ENTRIES:
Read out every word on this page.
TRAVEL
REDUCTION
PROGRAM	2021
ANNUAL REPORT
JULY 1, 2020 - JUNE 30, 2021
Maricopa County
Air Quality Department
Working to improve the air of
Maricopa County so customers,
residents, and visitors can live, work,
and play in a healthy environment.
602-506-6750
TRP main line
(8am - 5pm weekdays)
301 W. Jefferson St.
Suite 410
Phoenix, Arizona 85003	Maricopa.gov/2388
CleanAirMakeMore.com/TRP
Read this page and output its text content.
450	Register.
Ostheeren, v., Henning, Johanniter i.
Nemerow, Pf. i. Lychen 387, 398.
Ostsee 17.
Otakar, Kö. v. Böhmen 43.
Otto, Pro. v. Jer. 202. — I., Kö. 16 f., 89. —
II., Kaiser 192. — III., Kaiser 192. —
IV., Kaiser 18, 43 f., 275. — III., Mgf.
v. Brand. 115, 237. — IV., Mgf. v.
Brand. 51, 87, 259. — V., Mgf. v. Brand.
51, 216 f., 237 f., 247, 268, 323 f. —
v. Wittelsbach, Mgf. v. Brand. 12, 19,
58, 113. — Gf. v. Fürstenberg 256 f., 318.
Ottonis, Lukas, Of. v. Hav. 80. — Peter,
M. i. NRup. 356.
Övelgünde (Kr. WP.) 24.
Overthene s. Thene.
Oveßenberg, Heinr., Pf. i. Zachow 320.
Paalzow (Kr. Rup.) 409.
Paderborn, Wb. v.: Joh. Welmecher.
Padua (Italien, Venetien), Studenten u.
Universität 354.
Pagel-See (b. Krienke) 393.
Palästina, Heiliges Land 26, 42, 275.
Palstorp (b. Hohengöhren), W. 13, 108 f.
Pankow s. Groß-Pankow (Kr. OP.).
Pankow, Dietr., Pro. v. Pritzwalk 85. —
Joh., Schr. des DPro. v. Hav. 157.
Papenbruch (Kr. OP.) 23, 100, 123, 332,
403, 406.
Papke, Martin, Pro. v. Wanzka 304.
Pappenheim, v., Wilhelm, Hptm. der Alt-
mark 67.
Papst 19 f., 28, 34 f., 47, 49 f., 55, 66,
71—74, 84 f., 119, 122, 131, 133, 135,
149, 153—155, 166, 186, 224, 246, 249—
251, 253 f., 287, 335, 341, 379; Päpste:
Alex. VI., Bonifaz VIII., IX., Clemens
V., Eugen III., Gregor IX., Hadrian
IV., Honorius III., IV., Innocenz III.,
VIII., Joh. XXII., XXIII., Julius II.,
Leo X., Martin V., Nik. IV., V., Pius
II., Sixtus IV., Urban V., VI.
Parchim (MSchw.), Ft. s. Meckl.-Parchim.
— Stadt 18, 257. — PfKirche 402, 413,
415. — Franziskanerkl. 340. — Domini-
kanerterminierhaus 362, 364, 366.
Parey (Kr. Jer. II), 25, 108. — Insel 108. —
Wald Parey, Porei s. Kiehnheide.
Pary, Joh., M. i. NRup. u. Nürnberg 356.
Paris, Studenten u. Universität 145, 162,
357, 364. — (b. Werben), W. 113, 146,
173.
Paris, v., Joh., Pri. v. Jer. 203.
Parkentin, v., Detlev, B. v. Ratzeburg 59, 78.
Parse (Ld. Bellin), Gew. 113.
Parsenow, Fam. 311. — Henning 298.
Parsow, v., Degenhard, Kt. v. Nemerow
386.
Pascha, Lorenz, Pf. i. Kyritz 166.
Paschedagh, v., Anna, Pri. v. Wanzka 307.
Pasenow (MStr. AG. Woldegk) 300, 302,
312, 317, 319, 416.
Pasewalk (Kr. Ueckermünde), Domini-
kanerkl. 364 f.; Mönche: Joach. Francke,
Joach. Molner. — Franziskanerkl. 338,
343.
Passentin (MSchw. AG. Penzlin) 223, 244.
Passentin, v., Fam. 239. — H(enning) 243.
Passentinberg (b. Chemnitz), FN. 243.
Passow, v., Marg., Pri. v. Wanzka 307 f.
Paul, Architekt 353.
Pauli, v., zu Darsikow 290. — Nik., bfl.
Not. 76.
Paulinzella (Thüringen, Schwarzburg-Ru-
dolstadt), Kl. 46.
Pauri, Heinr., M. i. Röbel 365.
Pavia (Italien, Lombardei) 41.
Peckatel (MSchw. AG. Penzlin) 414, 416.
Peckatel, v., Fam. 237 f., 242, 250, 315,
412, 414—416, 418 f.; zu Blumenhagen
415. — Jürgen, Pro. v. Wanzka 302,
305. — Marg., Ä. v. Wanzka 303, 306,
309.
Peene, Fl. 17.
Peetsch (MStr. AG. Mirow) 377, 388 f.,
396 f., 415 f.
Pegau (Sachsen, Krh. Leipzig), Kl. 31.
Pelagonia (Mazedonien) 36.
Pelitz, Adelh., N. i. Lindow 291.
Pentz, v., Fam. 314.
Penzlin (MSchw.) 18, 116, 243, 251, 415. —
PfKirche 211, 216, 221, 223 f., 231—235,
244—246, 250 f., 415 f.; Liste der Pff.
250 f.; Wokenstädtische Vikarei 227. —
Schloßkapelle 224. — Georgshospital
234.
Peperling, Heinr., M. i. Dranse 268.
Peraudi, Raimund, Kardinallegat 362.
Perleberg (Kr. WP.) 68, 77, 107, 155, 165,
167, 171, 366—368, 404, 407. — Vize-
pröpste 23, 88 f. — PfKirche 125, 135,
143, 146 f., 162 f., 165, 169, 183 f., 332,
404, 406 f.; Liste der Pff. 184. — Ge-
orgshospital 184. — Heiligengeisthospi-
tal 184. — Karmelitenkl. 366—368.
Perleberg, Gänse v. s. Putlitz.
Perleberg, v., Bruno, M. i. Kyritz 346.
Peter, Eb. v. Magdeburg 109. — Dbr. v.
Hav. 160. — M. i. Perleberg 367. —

DO THIS:
Write out all of the records once more, exactly.

FINISHED EXERCISE:
Read out every word on this page.
TRAVEL
REDUCTION
PROGRAM	2021
ANNUAL REPORT
JULY 1, 2020 - JUNE 30, 2021
Maricopa County
Air Quality Department
Working to improve the air of
Maricopa County so customers,
residents, and visitors can live, work,
and play in a healthy environment.
602-506-6750
TRP main line
(8am - 5pm weekdays)
301 W. Jefferson St.
Suite 410
Phoenix, Arizona 85003	Maricopa.gov/2388
CleanAirMakeMore.com/TRP
Read this page and output its text content.
450	Register.
Ostheeren, v., Henning, Johanniter i.
Nemerow, Pf. i. Lychen 387, 398.
Ostsee 17.
Otakar, Kö. v. Böhmen 43.
Otto, Pro. v. Jer. 202. — I., Kö. 16 f., 89. —
II., Kaiser 192. — III., Kaiser 192. —
IV., Kaiser 18, 43 f., 275. — III., Mgf.
v. Brand. 115, 237. — IV., Mgf. v.
Brand. 51, 87, 259. — V., Mgf. v. Brand.
51, 216 f., 237 f., 247, 268, 323 f. —
v. Wittelsbach, Mgf. v. Brand. 12, 19,
58, 113. — Gf. v. Fürstenberg 256 f., 318.
Ottonis, Lukas, Of. v. Hav. 80. — Peter,
M. i. NRup. 356.
Övelgünde (Kr. WP.) 24.
Overthene s. Thene.
Oveßenberg, Heinr., Pf. i. Zachow 320.
Paalzow (Kr. Rup.) 409.
Paderborn, Wb. v.: Joh. Welmecher.
Padua (Italien, Venetien), Studenten u.
Universität 354.
Pagel-See (b. Krienke) 393.
Palästina, Heiliges Land 26, 42, 275.
Palstorp (b. Hohengöhren), W. 13, 108 f.
Pankow s. Groß-Pankow (Kr. OP.).
Pankow, Dietr., Pro. v. Pritzwalk 85. —
Joh., Schr. des DPro. v. Hav. 157.
Papenbruch (Kr. OP.) 23, 100, 123, 332,
403, 406.
Papke, Martin, Pro. v. Wanzka 304.
Pappenheim, v., Wilhelm, Hptm. der Alt-
mark 67.
Papst 19 f., 28, 34 f., 47, 49 f., 55, 66,
71—74, 84 f., 119, 122, 131, 133, 135,
149, 153—155, 166, 186, 224, 246, 249—
251, 253 f., 287, 335, 341, 379; Päpste:
Alex. VI., Bonifaz VIII., IX., Clemens
V., Eugen III., Gregor IX., Hadrian
IV., Honorius III., IV., Innocenz III.,
VIII., Joh. XXII., XXIII., Julius II.,
Leo X., Martin V., Nik. IV., V., Pius
II., Sixtus IV., Urban V., VI.
Parchim (MSchw.), Ft. s. Meckl.-Parchim.
— Stadt 18, 257. — PfKirche 402, 413,
415. — Franziskanerkl. 340. — Domini-
kanerterminierhaus 362, 364, 366.
Parey (Kr. Jer. II), 25, 108. — Insel 108. —
Wald Parey, Porei s. Kiehnheide.
Pary, Joh., M. i. NRup. u. Nürnberg 356.
Paris, Studenten u. Universität 145, 162,
357, 364. — (b. Werben), W. 113, 146,
173.
Paris, v., Joh., Pri. v. Jer. 203.
Parkentin, v., Detlev, B. v. Ratzeburg 59, 78.
Parse (Ld. Bellin), Gew. 113.
Parsenow, Fam. 311. — Henning 298.
Parsow, v., Degenhard, Kt. v. Nemerow
386.
Pascha, Lorenz, Pf. i. Kyritz 166.
Paschedagh, v., Anna, Pri. v. Wanzka 307.
Pasenow (MStr. AG. Woldegk) 300, 302,
312, 317, 319, 416.
Pasewalk (Kr. Ueckermünde), Domini-
kanerkl. 364 f.; Mönche: Joach. Francke,
Joach. Molner. — Franziskanerkl. 338,
343.
Passentin (MSchw. AG. Penzlin) 223, 244.
Passentin, v., Fam. 239. — H(enning) 243.
Passentinberg (b. Chemnitz), FN. 243.
Passow, v., Marg., Pri. v. Wanzka 307 f.
Paul, Architekt 353.
Pauli, v., zu Darsikow 290. — Nik., bfl.
Not. 76.
Paulinzella (Thüringen, Schwarzburg-Ru-
dolstadt), Kl. 46.
Pauri, Heinr., M. i. Röbel 365.
Pavia (Italien, Lombardei) 41.
Peckatel (MSchw. AG. Penzlin) 414, 416.
Peckatel, v., Fam. 237 f., 242, 250, 315,
412, 414—416, 418 f.; zu Blumenhagen
415. — Jürgen, Pro. v. Wanzka 302,
305. — Marg., Ä. v. Wanzka 303, 306,
309.
Peene, Fl. 17.
Peetsch (MStr. AG. Mirow) 377, 388 f.,
396 f., 415 f.
Pegau (Sachsen, Krh. Leipzig), Kl. 31.
Pelagonia (Mazedonien) 36.
Pelitz, Adelh., N. i. Lindow 291.
Pentz, v., Fam. 314.
Penzlin (MSchw.) 18, 116, 243, 251, 415. —
PfKirche 211, 216, 221, 223 f., 231—235,
244—246, 250 f., 415 f.; Liste der Pff.
250 f.; Wokenstädtische Vikarei 227. —
Schloßkapelle 224. — Georgshospital
234.
Peperling, Heinr., M. i. Dranse 268.
Peraudi, Raimund, Kardinallegat 362.
Perleberg (Kr. WP.) 68, 77, 107, 155, 165,
167, 171, 366—368, 404, 407. — Vize-
pröpste 23, 88 f. — PfKirche 125, 135,
143, 146 f., 162 f., 165, 169, 183 f., 332,
404, 406 f.; Liste der Pff. 184. — Ge-
orgshospital 184. — Heiligengeisthospi-
tal 184. — Karmelitenkl. 366—368.
Perleberg, Gänse v. s. Putlitz.
Perleberg, v., Bruno, M. i. Kyritz 346.
Peter, Eb. v. Magdeburg 109. — Dbr. v.
Hav. 160. — M. i. Perleberg 367. —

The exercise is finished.